→ Task brief
What is needed here is an exact copy of every entry.

---------------

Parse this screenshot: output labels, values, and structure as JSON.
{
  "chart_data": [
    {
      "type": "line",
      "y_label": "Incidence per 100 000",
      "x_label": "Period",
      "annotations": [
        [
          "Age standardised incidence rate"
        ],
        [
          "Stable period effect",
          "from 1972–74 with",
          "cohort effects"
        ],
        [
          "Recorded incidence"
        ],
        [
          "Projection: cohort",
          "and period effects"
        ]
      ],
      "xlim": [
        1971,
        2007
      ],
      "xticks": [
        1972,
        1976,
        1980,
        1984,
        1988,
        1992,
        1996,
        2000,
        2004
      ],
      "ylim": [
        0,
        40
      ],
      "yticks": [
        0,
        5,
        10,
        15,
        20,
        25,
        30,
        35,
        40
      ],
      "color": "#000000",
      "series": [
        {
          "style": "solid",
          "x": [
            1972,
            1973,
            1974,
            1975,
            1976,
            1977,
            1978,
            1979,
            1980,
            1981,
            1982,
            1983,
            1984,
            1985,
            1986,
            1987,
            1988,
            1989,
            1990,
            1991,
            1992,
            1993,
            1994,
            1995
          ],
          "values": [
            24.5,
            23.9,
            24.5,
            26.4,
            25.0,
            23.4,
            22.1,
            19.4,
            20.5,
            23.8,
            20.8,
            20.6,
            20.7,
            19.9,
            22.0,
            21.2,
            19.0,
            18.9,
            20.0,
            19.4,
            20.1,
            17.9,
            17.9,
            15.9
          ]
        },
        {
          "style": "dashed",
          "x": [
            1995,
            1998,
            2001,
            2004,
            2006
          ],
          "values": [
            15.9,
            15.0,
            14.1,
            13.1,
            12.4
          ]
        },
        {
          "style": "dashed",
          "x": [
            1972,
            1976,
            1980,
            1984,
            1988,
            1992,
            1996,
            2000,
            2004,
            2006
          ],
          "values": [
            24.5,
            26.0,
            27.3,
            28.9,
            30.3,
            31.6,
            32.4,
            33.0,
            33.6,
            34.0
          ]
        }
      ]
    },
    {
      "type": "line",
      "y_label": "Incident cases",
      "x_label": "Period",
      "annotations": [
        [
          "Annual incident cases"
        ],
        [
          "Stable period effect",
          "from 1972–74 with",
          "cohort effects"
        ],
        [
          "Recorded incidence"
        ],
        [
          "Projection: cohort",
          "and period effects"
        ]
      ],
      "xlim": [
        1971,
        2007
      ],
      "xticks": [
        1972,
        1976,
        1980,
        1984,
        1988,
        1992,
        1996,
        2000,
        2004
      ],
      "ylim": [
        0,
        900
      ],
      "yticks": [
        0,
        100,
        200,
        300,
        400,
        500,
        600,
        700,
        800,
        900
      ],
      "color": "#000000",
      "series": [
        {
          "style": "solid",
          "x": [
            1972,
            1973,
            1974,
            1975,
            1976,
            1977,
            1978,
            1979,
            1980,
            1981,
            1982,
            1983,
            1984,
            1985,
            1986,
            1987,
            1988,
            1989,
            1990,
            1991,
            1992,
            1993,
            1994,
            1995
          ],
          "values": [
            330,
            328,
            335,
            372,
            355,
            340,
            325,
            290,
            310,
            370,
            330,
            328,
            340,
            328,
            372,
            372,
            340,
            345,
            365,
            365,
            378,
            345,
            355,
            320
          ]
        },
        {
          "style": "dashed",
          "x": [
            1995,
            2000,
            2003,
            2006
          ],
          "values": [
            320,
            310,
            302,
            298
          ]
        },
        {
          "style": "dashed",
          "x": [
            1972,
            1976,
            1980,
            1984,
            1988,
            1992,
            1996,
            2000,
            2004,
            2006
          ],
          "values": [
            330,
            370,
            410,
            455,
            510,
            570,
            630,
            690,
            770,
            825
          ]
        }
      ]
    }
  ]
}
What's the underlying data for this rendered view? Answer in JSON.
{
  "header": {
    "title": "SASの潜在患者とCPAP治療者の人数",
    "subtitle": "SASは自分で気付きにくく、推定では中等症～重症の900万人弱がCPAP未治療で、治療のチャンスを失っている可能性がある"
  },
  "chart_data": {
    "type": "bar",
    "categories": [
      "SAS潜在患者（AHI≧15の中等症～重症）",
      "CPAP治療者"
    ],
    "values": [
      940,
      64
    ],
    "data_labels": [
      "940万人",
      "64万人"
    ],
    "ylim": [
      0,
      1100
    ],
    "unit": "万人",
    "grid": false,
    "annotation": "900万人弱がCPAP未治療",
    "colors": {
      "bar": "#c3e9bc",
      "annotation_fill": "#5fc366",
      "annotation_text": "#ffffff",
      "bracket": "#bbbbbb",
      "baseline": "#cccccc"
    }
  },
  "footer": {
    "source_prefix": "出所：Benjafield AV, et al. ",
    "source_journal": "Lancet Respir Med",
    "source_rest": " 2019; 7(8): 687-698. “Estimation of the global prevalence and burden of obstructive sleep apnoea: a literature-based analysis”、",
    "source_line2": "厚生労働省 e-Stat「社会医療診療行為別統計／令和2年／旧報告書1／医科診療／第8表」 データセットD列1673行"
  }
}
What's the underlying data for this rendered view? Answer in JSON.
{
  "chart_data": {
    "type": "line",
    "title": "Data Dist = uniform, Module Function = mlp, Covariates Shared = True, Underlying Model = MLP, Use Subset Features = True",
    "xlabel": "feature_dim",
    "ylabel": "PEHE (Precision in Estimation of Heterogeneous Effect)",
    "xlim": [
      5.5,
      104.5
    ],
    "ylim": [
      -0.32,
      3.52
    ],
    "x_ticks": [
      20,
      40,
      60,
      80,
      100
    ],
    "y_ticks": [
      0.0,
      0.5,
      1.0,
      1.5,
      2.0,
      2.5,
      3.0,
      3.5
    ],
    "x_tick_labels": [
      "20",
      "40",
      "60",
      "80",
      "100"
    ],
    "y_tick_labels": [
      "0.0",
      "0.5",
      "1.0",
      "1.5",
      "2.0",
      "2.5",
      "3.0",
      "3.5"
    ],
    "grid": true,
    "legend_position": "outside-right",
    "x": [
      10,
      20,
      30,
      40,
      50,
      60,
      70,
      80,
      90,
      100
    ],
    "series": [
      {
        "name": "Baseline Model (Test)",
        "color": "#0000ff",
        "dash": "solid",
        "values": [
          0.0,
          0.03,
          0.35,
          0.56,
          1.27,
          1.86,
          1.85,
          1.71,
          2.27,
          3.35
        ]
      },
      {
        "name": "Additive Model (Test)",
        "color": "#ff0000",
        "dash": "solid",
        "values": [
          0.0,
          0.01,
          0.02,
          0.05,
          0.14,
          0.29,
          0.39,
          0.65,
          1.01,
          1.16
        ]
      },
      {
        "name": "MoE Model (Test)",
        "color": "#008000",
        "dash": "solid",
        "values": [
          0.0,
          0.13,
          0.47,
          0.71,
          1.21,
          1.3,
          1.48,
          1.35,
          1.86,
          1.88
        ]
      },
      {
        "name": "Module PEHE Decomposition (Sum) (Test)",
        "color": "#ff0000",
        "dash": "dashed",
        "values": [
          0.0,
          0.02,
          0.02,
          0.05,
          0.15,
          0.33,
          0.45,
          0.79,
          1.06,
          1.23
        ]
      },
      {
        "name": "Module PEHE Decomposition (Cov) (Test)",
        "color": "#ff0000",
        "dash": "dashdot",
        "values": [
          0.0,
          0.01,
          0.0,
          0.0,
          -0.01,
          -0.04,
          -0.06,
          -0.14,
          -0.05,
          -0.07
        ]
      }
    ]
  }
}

---------------

→ Problem solution
Parse this screenshot: output labels, values, and structure as JSON.
{
  "chart_data": [
    {
      "type": "line",
      "y_label": "Incidence per 100 000",
      "x_label": "Period",
      "annotations": [
        [
          "Age standardised incidence rate"
        ],
        [
          "Stable period effect",
          "from 1972–74 with",
          "cohort effects"
        ],
        [
          "Recorded incidence"
        ],
        [
          "Projection: cohort",
          "and period effects"
        ]
      ],
      "xlim": [
        1971,
        2007
      ],
      "xticks": [
        1972,
        1976,
        1980,
        1984,
        1988,
        1992,
        1996,
        2000,
        2004
      ],
      "ylim": [
        0,
        40
      ],
      "yticks": [
        0,
        5,
        10,
        15,
        20,
        25,
        30,
        35,
        40
      ],
      "color": "#000000",
      "series": [
        {
          "style": "solid",
          "x": [
            1972,
            1973,
            1974,
            1975,
            1976,
            1977,
            1978,
            1979,
            1980,
            1981,
            1982,
            1983,
            1984,
            1985,
            1986,
            1987,
            1988,
            1989,
            1990,
            1991,
            1992,
            1993,
            1994,
            1995
          ],
          "values": [
            24.5,
            23.9,
            24.5,
            26.4,
            25.0,
            23.4,
            22.1,
            19.4,
            20.5,
            23.8,
            20.8,
            20.6,
            20.7,
            19.9,
            22.0,
            21.2,
            19.0,
            18.9,
            20.0,
            19.4,
            20.1,
            17.9,
            17.9,
            15.9
          ]
        },
        {
          "style": "dashed",
          "x": [
            1995,
            1998,
            2001,
            2004,
            2006
          ],
          "values": [
            15.9,
            15.0,
            14.1,
            13.1,
            12.4
          ]
        },
        {
          "style": "dashed",
          "x": [
            1972,
            1976,
            1980,
            1984,
            1988,
            1992,
            1996,
            2000,
            2004,
            2006
          ],
          "values": [
            24.5,
            26.0,
            27.3,
            28.9,
            30.3,
            31.6,
            32.4,
            33.0,
            33.6,
            34.0
          ]
        }
      ]
    },
    {
      "type": "line",
      "y_label": "Incident cases",
      "x_label": "Period",
      "annotations": [
        [
          "Annual incident cases"
        ],
        [
          "Stable period effect",
          "from 1972–74 with",
          "cohort effects"
        ],
        [
          "Recorded incidence"
        ],
        [
          "Projection: cohort",
          "and period effects"
        ]
      ],
      "xlim": [
        1971,
        2007
      ],
      "xticks": [
        1972,
        1976,
        1980,
        1984,
        1988,
        1992,
        1996,
        2000,
        2004
      ],
      "ylim": [
        0,
        900
      ],
      "yticks": [
        0,
        100,
        200,
        300,
        400,
        500,
        600,
        700,
        800,
        900
      ],
      "color": "#000000",
      "series": [
        {
          "style": "solid",
          "x": [
            1972,
            1973,
            1974,
            1975,
            1976,
            1977,
            1978,
            1979,
            1980,
            1981,
            1982,
            1983,
            1984,
            1985,
            1986,
            1987,
            1988,
            1989,
            1990,
            1991,
            1992,
            1993,
            1994,
            1995
          ],
          "values": [
            330,
            328,
            335,
            372,
            355,
            340,
            325,
            290,
            310,
            370,
            330,
            328,
            340,
            328,
            372,
            372,
            340,
            345,
            365,
            365,
            378,
            345,
            355,
            320
          ]
        },
        {
          "style": "dashed",
          "x": [
            1995,
            2000,
            2003,
            2006
          ],
          "values": [
            320,
            310,
            302,
            298
          ]
        },
        {
          "style": "dashed",
          "x": [
            1972,
            1976,
            1980,
            1984,
            1988,
            1992,
            1996,
            2000,
            2004,
            2006
          ],
          "values": [
            330,
            370,
            410,
            455,
            510,
            570,
            630,
            690,
            770,
            825
          ]
        }
      ]
    }
  ]
}
What's the underlying data for this rendered view? Answer in JSON.
{
  "header": {
    "title": "SASの潜在患者とCPAP治療者の人数",
    "subtitle": "SASは自分で気付きにくく、推定では中等症～重症の900万人弱がCPAP未治療で、治療のチャンスを失っている可能性がある"
  },
  "chart_data": {
    "type": "bar",
    "categories": [
      "SAS潜在患者（AHI≧15の中等症～重症）",
      "CPAP治療者"
    ],
    "values": [
      940,
      64
    ],
    "data_labels": [
      "940万人",
      "64万人"
    ],
    "ylim": [
      0,
      1100
    ],
    "unit": "万人",
    "grid": false,
    "annotation": "900万人弱がCPAP未治療",
    "colors": {
      "bar": "#c3e9bc",
      "annotation_fill": "#5fc366",
      "annotation_text": "#ffffff",
      "bracket": "#bbbbbb",
      "baseline": "#cccccc"
    }
  },
  "footer": {
    "source_prefix": "出所：Benjafield AV, et al. ",
    "source_journal": "Lancet Respir Med",
    "source_rest": " 2019; 7(8): 687-698. “Estimation of the global prevalence and burden of obstructive sleep apnoea: a literature-based analysis”、",
    "source_line2": "厚生労働省 e-Stat「社会医療診療行為別統計／令和2年／旧報告書1／医科診療／第8表」 データセットD列1673行"
  }
}
What's the underlying data for this rendered view? Answer in JSON.
{
  "chart_data": {
    "type": "line",
    "title": "Data Dist = uniform, Module Function = mlp, Covariates Shared = True, Underlying Model = MLP, Use Subset Features = True",
    "xlabel": "feature_dim",
    "ylabel": "PEHE (Precision in Estimation of Heterogeneous Effect)",
    "xlim": [
      5.5,
      104.5
    ],
    "ylim": [
      -0.32,
      3.52
    ],
    "x_ticks": [
      20,
      40,
      60,
      80,
      100
    ],
    "y_ticks": [
      0.0,
      0.5,
      1.0,
      1.5,
      2.0,
      2.5,
      3.0,
      3.5
    ],
    "x_tick_labels": [
      "20",
      "40",
      "60",
      "80",
      "100"
    ],
    "y_tick_labels": [
      "0.0",
      "0.5",
      "1.0",
      "1.5",
      "2.0",
      "2.5",
      "3.0",
      "3.5"
    ],
    "grid": true,
    "legend_position": "outside-right",
    "x": [
      10,
      20,
      30,
      40,
      50,
      60,
      70,
      80,
      90,
      100
    ],
    "series": [
      {
        "name": "Baseline Model (Test)",
        "color": "#0000ff",
        "dash": "solid",
        "values": [
          0.0,
          0.03,
          0.35,
          0.56,
          1.27,
          1.86,
          1.85,
          1.71,
          2.27,
          3.35
        ]
      },
      {
        "name": "Additive Model (Test)",
        "color": "#ff0000",
        "dash": "solid",
        "values": [
          0.0,
          0.01,
          0.02,
          0.05,
          0.14,
          0.29,
          0.39,
          0.65,
          1.01,
          1.16
        ]
      },
      {
        "name": "MoE Model (Test)",
        "color": "#008000",
        "dash": "solid",
        "values": [
          0.0,
          0.13,
          0.47,
          0.71,
          1.21,
          1.3,
          1.48,
          1.35,
          1.86,
          1.88
        ]
      },
      {
        "name": "Module PEHE Decomposition (Sum) (Test)",
        "color": "#ff0000",
        "dash": "dashed",
        "values": [
          0.0,
          0.02,
          0.02,
          0.05,
          0.15,
          0.33,
          0.45,
          0.79,
          1.06,
          1.23
        ]
      },
      {
        "name": "Module PEHE Decomposition (Cov) (Test)",
        "color": "#ff0000",
        "dash": "dashdot",
        "values": [
          0.0,
          0.01,
          0.0,
          0.0,
          -0.01,
          -0.04,
          -0.06,
          -0.14,
          -0.05,
          -0.07
        ]
      }
    ]
  }
}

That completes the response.